──────── RECORDS FOR PROCESSING
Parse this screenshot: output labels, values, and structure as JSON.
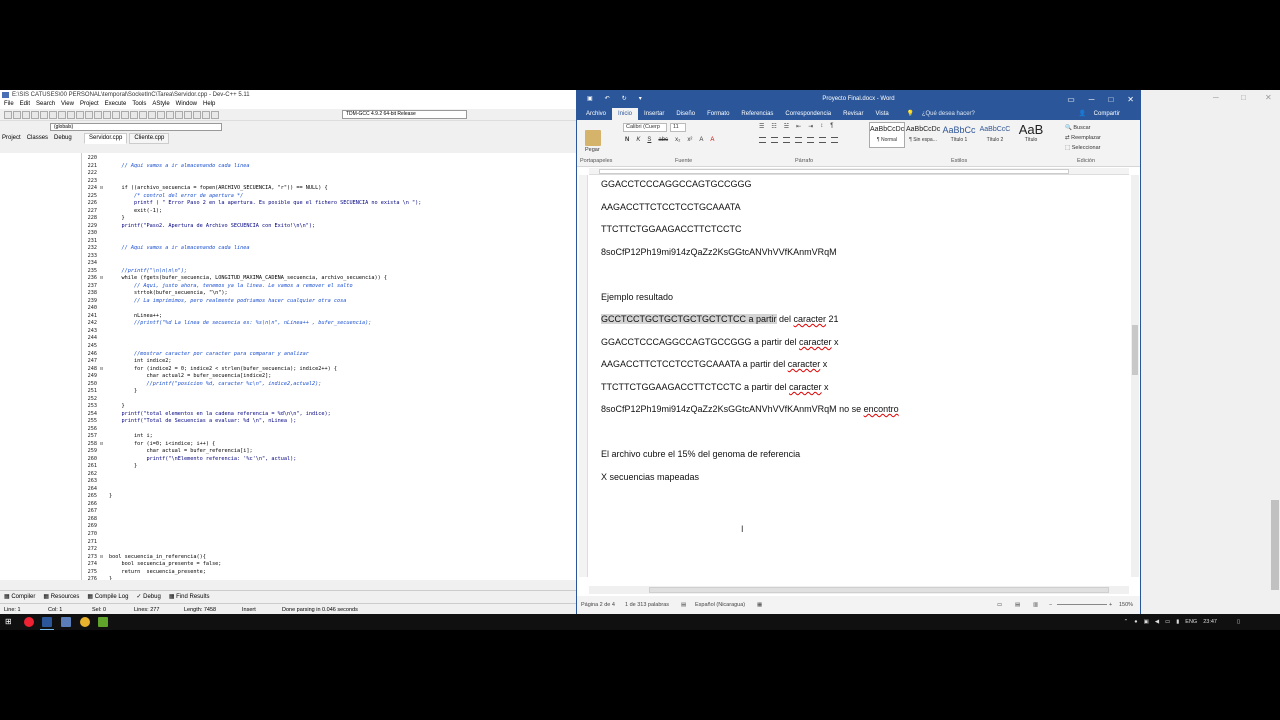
{
  "devcpp": {
    "title": "E:\\SIS CATUSES\\00 PERSONAL\\temporal\\SocketInC\\Tarea\\Servidor.cpp - Dev-C++ 5.11",
    "menu": [
      "File",
      "Edit",
      "Search",
      "View",
      "Project",
      "Execute",
      "Tools",
      "AStyle",
      "Window",
      "Help"
    ],
    "compiler": "TDM-GCC 4.9.2 64-bit Release",
    "globals": "(globals)",
    "left_tabs": [
      "Project",
      "Classes",
      "Debug"
    ],
    "file_tabs": [
      "Servidor.cpp",
      "Cliente.cpp"
    ],
    "bottom_tabs": [
      "Compiler",
      "Resources",
      "Compile Log",
      "Debug",
      "Find Results"
    ],
    "status": {
      "line": "Line:    1",
      "col": "Col:    1",
      "sel": "Sel:    0",
      "lines": "Lines:    277",
      "length": "Length:    7458",
      "mode": "Insert",
      "message": "Done parsing in 0.046 seconds"
    },
    "code_lines": [
      {
        "n": "220",
        "f": "",
        "c": "",
        "t": "tx"
      },
      {
        "n": "221",
        "f": "",
        "c": "    // Aqui vamos a ir almacenando cada linea",
        "t": "cm"
      },
      {
        "n": "222",
        "f": "",
        "c": "",
        "t": "tx"
      },
      {
        "n": "223",
        "f": "",
        "c": "",
        "t": "tx"
      },
      {
        "n": "224",
        "f": "⊟",
        "c": "    if ((archivo_secuencia = fopen(ARCHIVO_SECUENCIA, \"r\")) == NULL) {",
        "t": "tx"
      },
      {
        "n": "225",
        "f": "",
        "c": "        /* control del error de apertura */",
        "t": "cm"
      },
      {
        "n": "226",
        "f": "",
        "c": "        printf ( \" Error Paso 2 en la apertura. Es posible que el fichero SECUENCIA no exista \\n \");",
        "t": "str"
      },
      {
        "n": "227",
        "f": "",
        "c": "        exit(-1);",
        "t": "tx"
      },
      {
        "n": "228",
        "f": "",
        "c": "    }",
        "t": "tx"
      },
      {
        "n": "229",
        "f": "",
        "c": "    printf(\"Paso2. Apertura de Archivo SECUENCIA con Exito!\\n\\n\");",
        "t": "str"
      },
      {
        "n": "230",
        "f": "",
        "c": "",
        "t": "tx"
      },
      {
        "n": "231",
        "f": "",
        "c": "",
        "t": "tx"
      },
      {
        "n": "232",
        "f": "",
        "c": "    // Aqui vamos a ir almacenando cada linea",
        "t": "cm"
      },
      {
        "n": "233",
        "f": "",
        "c": "",
        "t": "tx"
      },
      {
        "n": "234",
        "f": "",
        "c": "",
        "t": "tx"
      },
      {
        "n": "235",
        "f": "",
        "c": "    //printf(\"\\n\\n\\n\\n\");",
        "t": "cm"
      },
      {
        "n": "236",
        "f": "⊟",
        "c": "    while (fgets(bufer_secuencia, LONGITUD_MAXIMA_CADENA_secuencia, archivo_secuencia)) {",
        "t": "tx"
      },
      {
        "n": "237",
        "f": "",
        "c": "        // Aqui, justo ahora, tenemos ya la linea. Le vamos a remover el salto",
        "t": "cm"
      },
      {
        "n": "238",
        "f": "",
        "c": "        strtok(bufer_secuencia, \"\\n\");",
        "t": "tx"
      },
      {
        "n": "239",
        "f": "",
        "c": "        // La imprimimos, pero realmente podriamos hacer cualquier otra cosa",
        "t": "cm"
      },
      {
        "n": "240",
        "f": "",
        "c": "",
        "t": "tx"
      },
      {
        "n": "241",
        "f": "",
        "c": "        nLinea++;",
        "t": "tx"
      },
      {
        "n": "242",
        "f": "",
        "c": "        //printf(\"%d La linea de secuencia es: %s\\n\\n\", nLinea++ , bufer_secuencia);",
        "t": "cm"
      },
      {
        "n": "243",
        "f": "",
        "c": "",
        "t": "tx"
      },
      {
        "n": "244",
        "f": "",
        "c": "",
        "t": "tx"
      },
      {
        "n": "245",
        "f": "",
        "c": "",
        "t": "tx"
      },
      {
        "n": "246",
        "f": "",
        "c": "        //mostrar caracter por caracter para comparar y analizar",
        "t": "cm"
      },
      {
        "n": "247",
        "f": "",
        "c": "        int indice2;",
        "t": "tx"
      },
      {
        "n": "248",
        "f": "⊟",
        "c": "        for (indice2 = 0; indice2 < strlen(bufer_secuencia); indice2++) {",
        "t": "tx"
      },
      {
        "n": "249",
        "f": "",
        "c": "            char actual2 = bufer_secuencia[indice2];",
        "t": "tx"
      },
      {
        "n": "250",
        "f": "",
        "c": "            //printf(\"posicion %d, caracter %c\\n\", indice2,actual2);",
        "t": "cm"
      },
      {
        "n": "251",
        "f": "",
        "c": "        }",
        "t": "tx"
      },
      {
        "n": "252",
        "f": "",
        "c": "",
        "t": "tx"
      },
      {
        "n": "253",
        "f": "",
        "c": "    }",
        "t": "tx"
      },
      {
        "n": "254",
        "f": "",
        "c": "    printf(\"total elementos en la cadena referencia = %d\\n\\n\", indice);",
        "t": "str"
      },
      {
        "n": "255",
        "f": "",
        "c": "    printf(\"Total de Secuencias a evaluar: %d \\n\", nLinea );",
        "t": "str"
      },
      {
        "n": "256",
        "f": "",
        "c": "",
        "t": "tx"
      },
      {
        "n": "257",
        "f": "",
        "c": "        int i;",
        "t": "tx"
      },
      {
        "n": "258",
        "f": "⊟",
        "c": "        for (i=0; i<indice; i++) {",
        "t": "tx"
      },
      {
        "n": "259",
        "f": "",
        "c": "            char actual = bufer_referencia[i];",
        "t": "tx"
      },
      {
        "n": "260",
        "f": "",
        "c": "            printf(\"\\nElemento referencia: '%c'\\n\", actual);",
        "t": "str"
      },
      {
        "n": "261",
        "f": "",
        "c": "        }",
        "t": "tx"
      },
      {
        "n": "262",
        "f": "",
        "c": "",
        "t": "tx"
      },
      {
        "n": "263",
        "f": "",
        "c": "",
        "t": "tx"
      },
      {
        "n": "264",
        "f": "",
        "c": "",
        "t": "tx"
      },
      {
        "n": "265",
        "f": "",
        "c": "}",
        "t": "tx"
      },
      {
        "n": "266",
        "f": "",
        "c": "",
        "t": "tx"
      },
      {
        "n": "267",
        "f": "",
        "c": "",
        "t": "tx"
      },
      {
        "n": "268",
        "f": "",
        "c": "",
        "t": "tx"
      },
      {
        "n": "269",
        "f": "",
        "c": "",
        "t": "tx"
      },
      {
        "n": "270",
        "f": "",
        "c": "",
        "t": "tx"
      },
      {
        "n": "271",
        "f": "",
        "c": "",
        "t": "tx"
      },
      {
        "n": "272",
        "f": "",
        "c": "",
        "t": "tx"
      },
      {
        "n": "273",
        "f": "⊟",
        "c": "bool secuencia_in_referencia(){",
        "t": "tx"
      },
      {
        "n": "274",
        "f": "",
        "c": "    bool secuencia_presente = false;",
        "t": "tx"
      },
      {
        "n": "275",
        "f": "",
        "c": "    return  secuencia_presente;",
        "t": "tx"
      },
      {
        "n": "276",
        "f": "",
        "c": "}",
        "t": "tx"
      },
      {
        "n": "277",
        "f": "",
        "c": "",
        "t": "tx"
      }
    ]
  },
  "word": {
    "title": "Proyecto Final.docx - Word",
    "tabs": [
      "Archivo",
      "Inicio",
      "Insertar",
      "Diseño",
      "Formato",
      "Referencias",
      "Correspondencia",
      "Revisar",
      "Vista"
    ],
    "tell_me": "¿Qué desea hacer?",
    "share": "Compartir",
    "ribbon": {
      "paste": "Pegar",
      "font": "Calibri (Cuerp",
      "size": "11",
      "groups": [
        "Portapapeles",
        "Fuente",
        "Párrafo",
        "Estilos",
        "Edición"
      ],
      "styles": [
        {
          "preview": "AaBbCcDc",
          "name": "¶ Normal"
        },
        {
          "preview": "AaBbCcDc",
          "name": "¶ Sin espa..."
        },
        {
          "preview": "AaBbCc",
          "name": "Título 1"
        },
        {
          "preview": "AaBbCcC",
          "name": "Título 2"
        },
        {
          "preview": "AaB",
          "name": "Título"
        }
      ],
      "editing": [
        "Buscar",
        "Reemplazar",
        "Seleccionar"
      ]
    },
    "doc_lines": {
      "l1": "GGACCTCCCAGGCCAGTGCCGGG",
      "l2": "AAGACCTTCTCCTCCTGCAAATA",
      "l3": "TTCTTCTGGAAGACCTTCTCCTC",
      "l4": "8soCfP12Ph19mi914zQaZz2KsGGtcANVhVVfKAnmVRqM",
      "heading": "Ejemplo resultado",
      "r1_hl": "GCCTCCTGCTGCTGCTGCTCTCC a partir",
      "r1_a": " del ",
      "r1_b": "caracter",
      "r1_c": " 21",
      "r2_a": "GGACCTCCCAGGCCAGTGCCGGG a partir del ",
      "r2_b": "caracter",
      "r2_c": " x",
      "r3_a": "AAGACCTTCTCCTCCTGCAAATA a partir del ",
      "r3_b": "caracter",
      "r3_c": " x",
      "r4_a": "TTCTTCTGGAAGACCTTCTCCTC a partir del ",
      "r4_b": "caracter",
      "r4_c": " x",
      "r5_a": "8soCfP12Ph19mi914zQaZz2KsGGtcANVhVVfKAnmVRqM no se ",
      "r5_b": "encontro",
      "cover": "El archivo cubre el 15% del genoma de referencia",
      "mapped": "X secuencias mapeadas"
    },
    "status": {
      "page": "Página 2 de 4",
      "words": "1 de 313 palabras",
      "lang": "Español (Nicaragua)",
      "zoom": "150%"
    }
  },
  "taskbar": {
    "lang": "ENG",
    "time": "23:47"
  },
  "colors": {
    "word_blue": "#2b579a",
    "comment_blue": "#1a4fd0"
  }
}
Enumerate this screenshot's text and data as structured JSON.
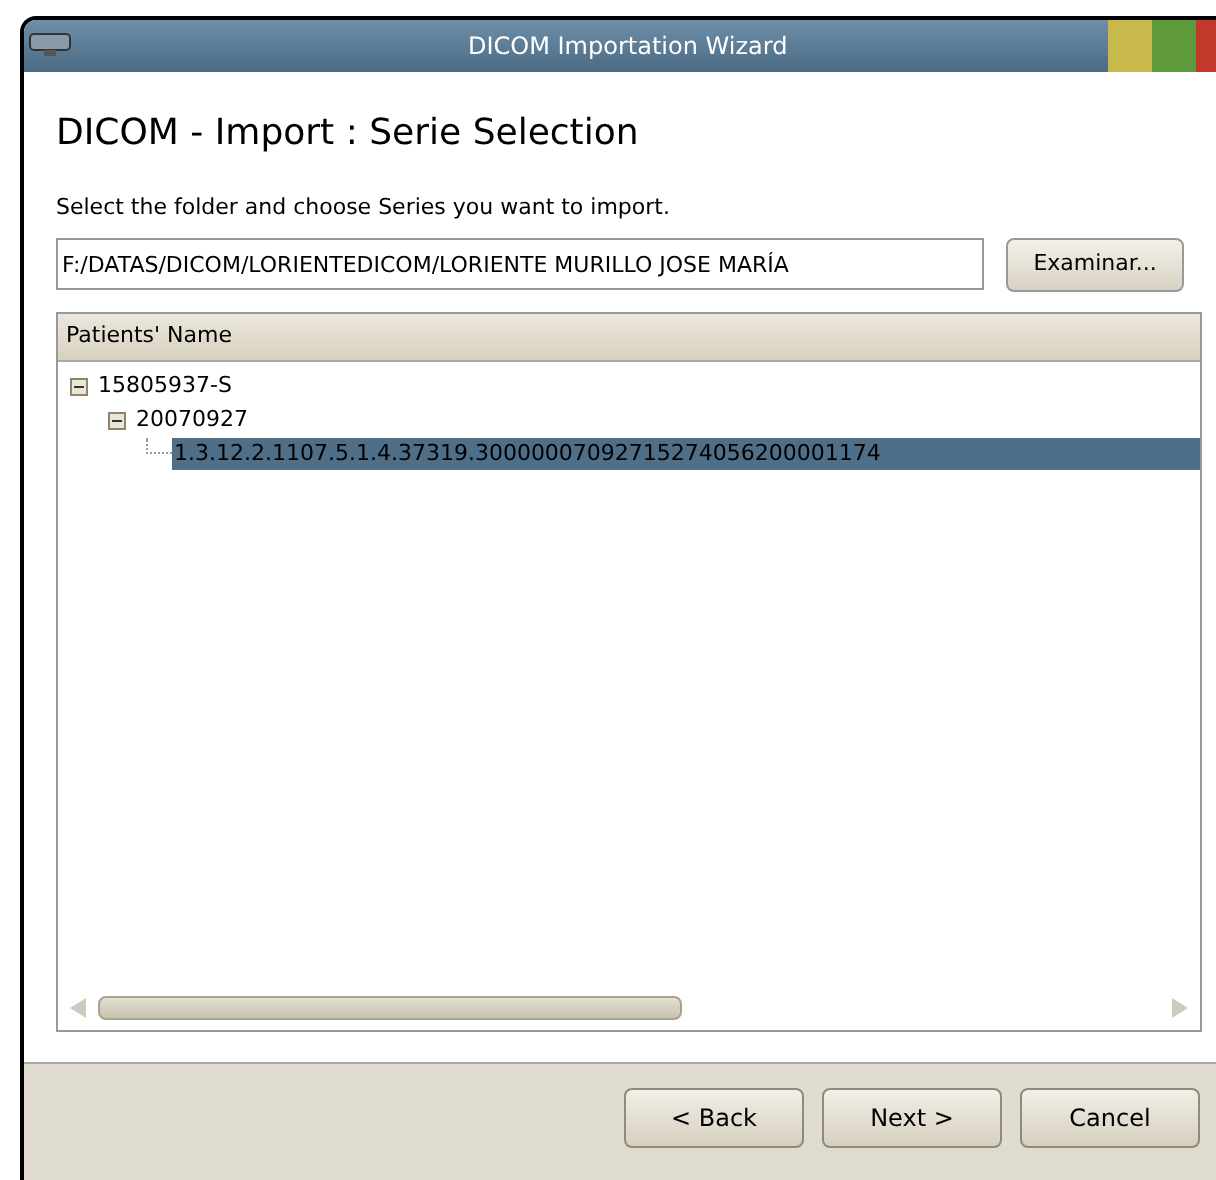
{
  "window": {
    "title": "DICOM Importation Wizard"
  },
  "heading": "DICOM - Import : Serie Selection",
  "instruction": "Select the folder and choose Series you want to import.",
  "folder": {
    "value": "F:/DATAS/DICOM/LORIENTEDICOM/LORIENTE MURILLO JOSE MARÍA",
    "button": "Examinar..."
  },
  "tree": {
    "column": "Patients' Name",
    "items": [
      {
        "label": "15805937-S",
        "expanded": true,
        "selected": false,
        "children": [
          {
            "label": "20070927",
            "expanded": true,
            "selected": false,
            "children": [
              {
                "label": "1.3.12.2.1107.5.1.4.37319.30000007092715274056200001174",
                "selected": true
              }
            ]
          }
        ]
      }
    ]
  },
  "buttons": [
    {
      "label": "< Back"
    },
    {
      "label": "Next >"
    },
    {
      "label": "Cancel"
    }
  ]
}
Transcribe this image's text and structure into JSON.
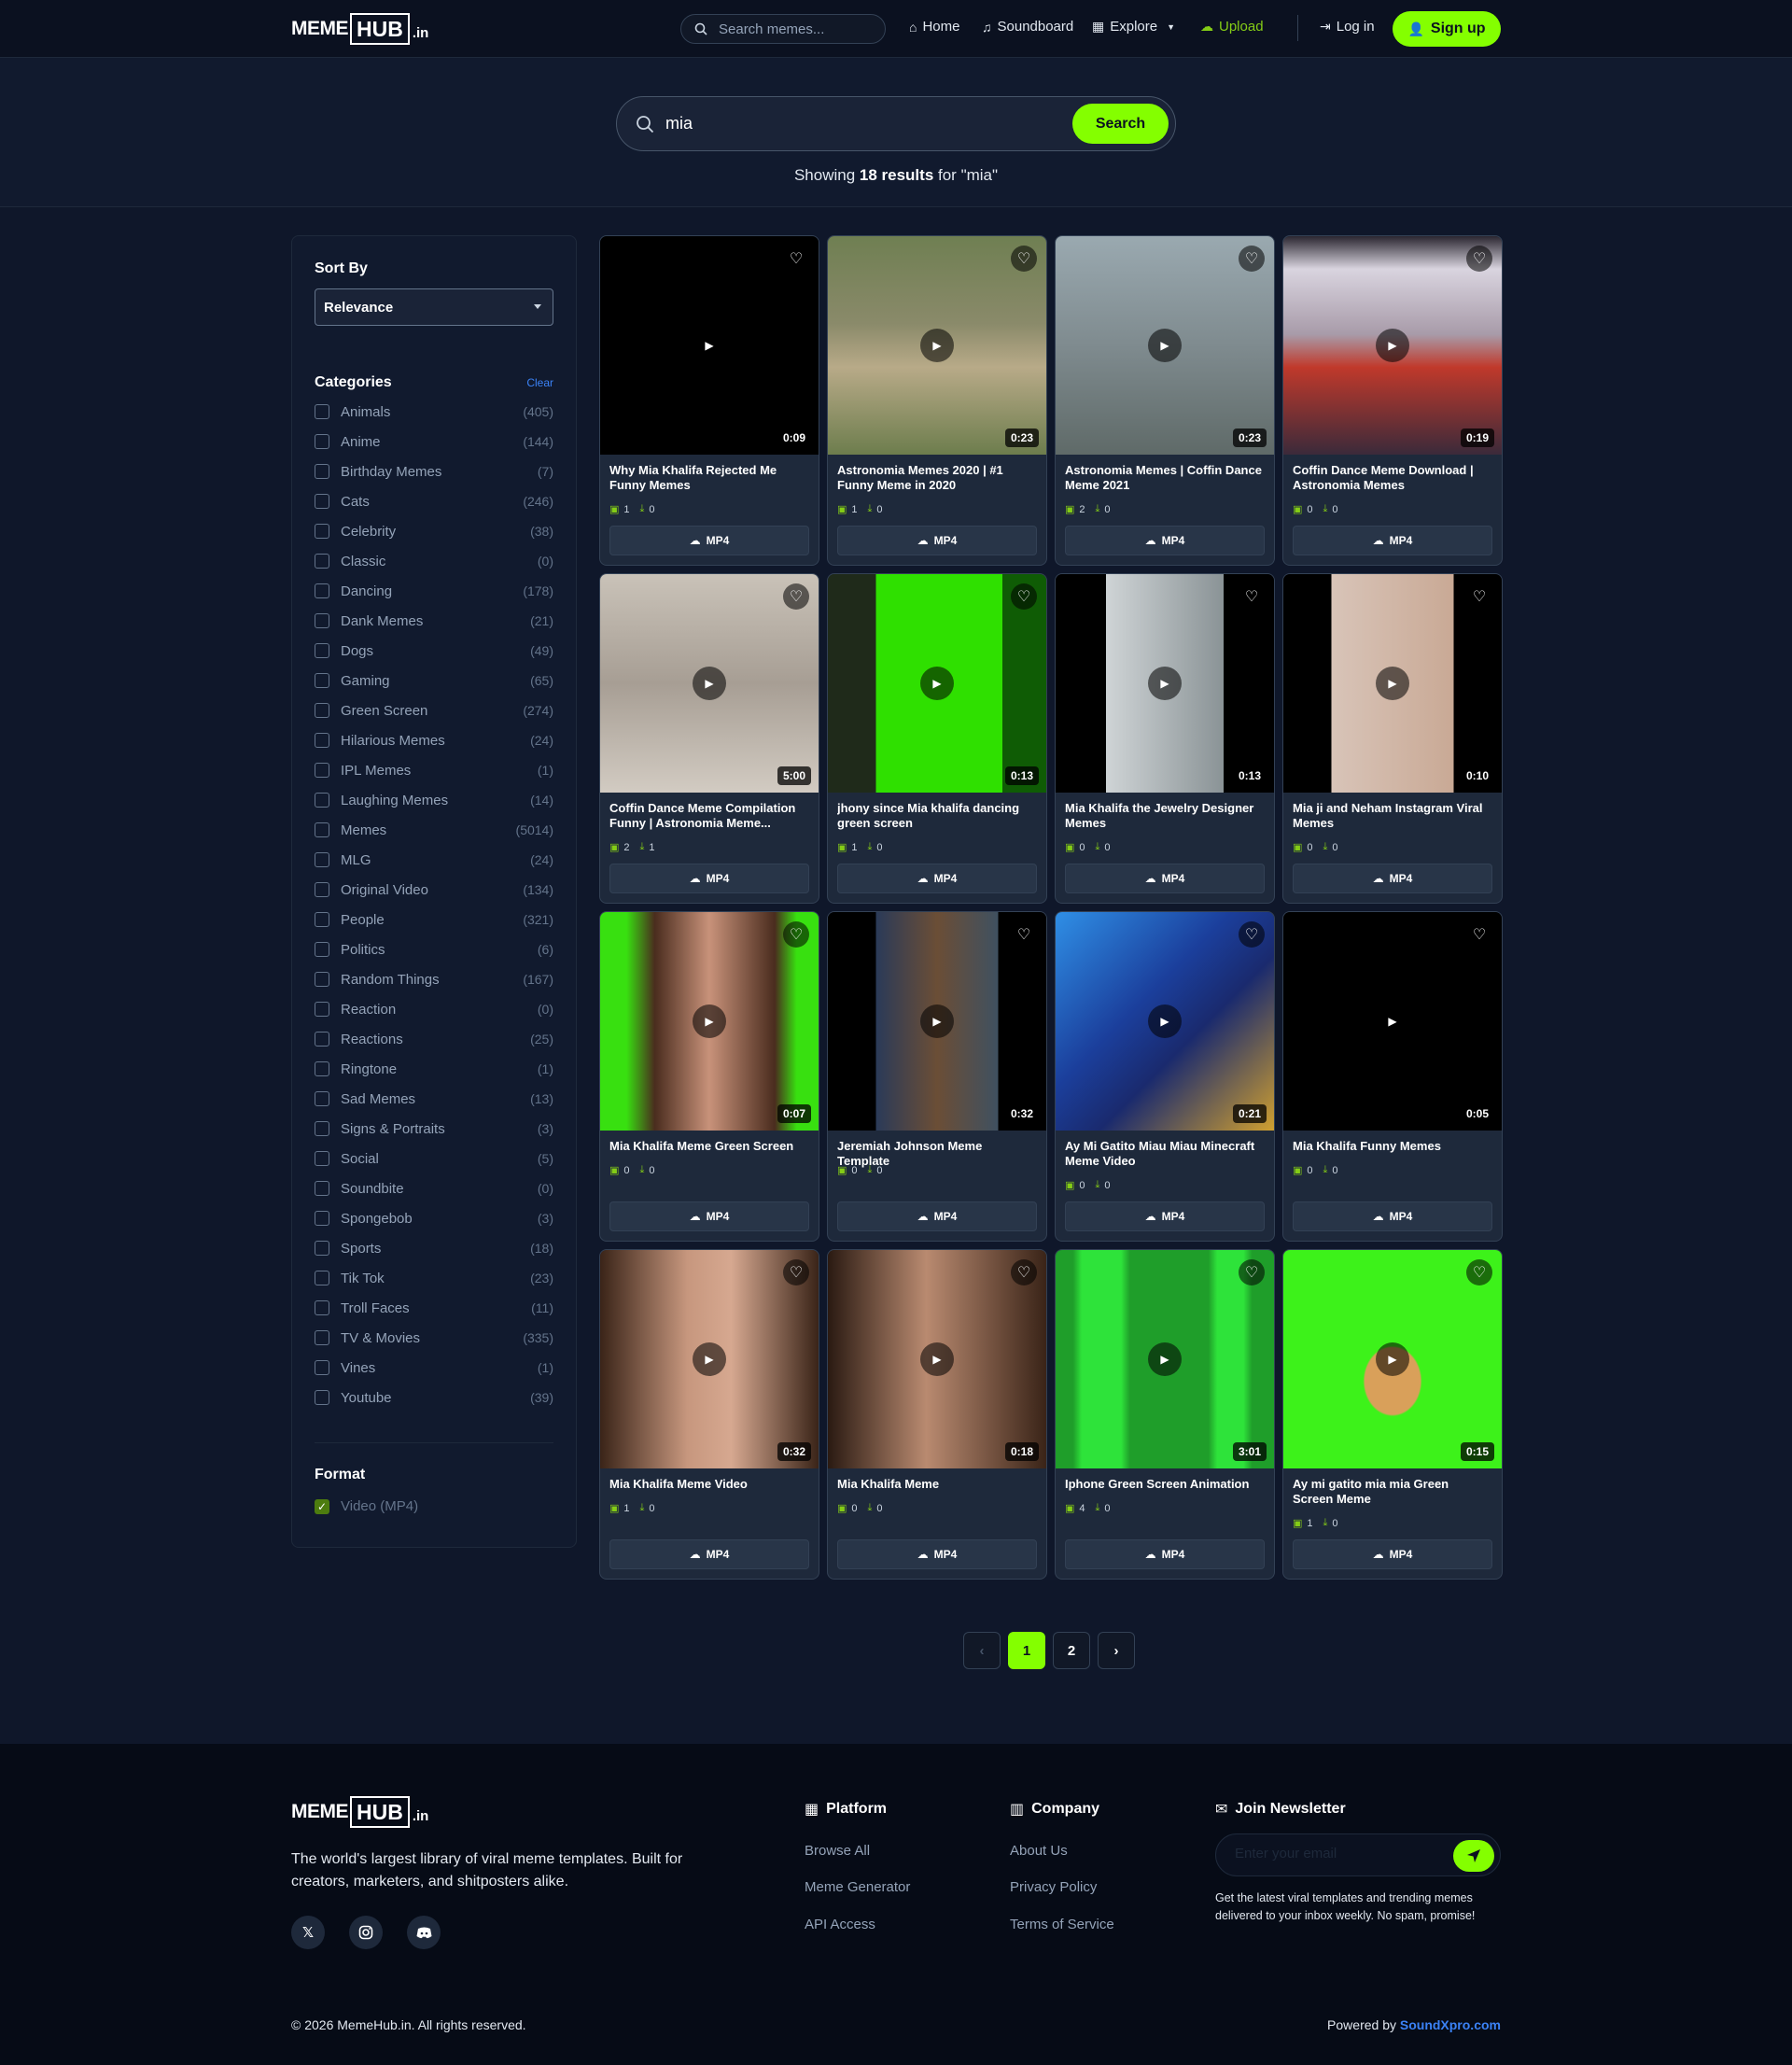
────────────────
**TASK:**
Among the entries, how many lines hold the word "false"? Please answer with only that number.

**WRITTEN RESPONSE:**
3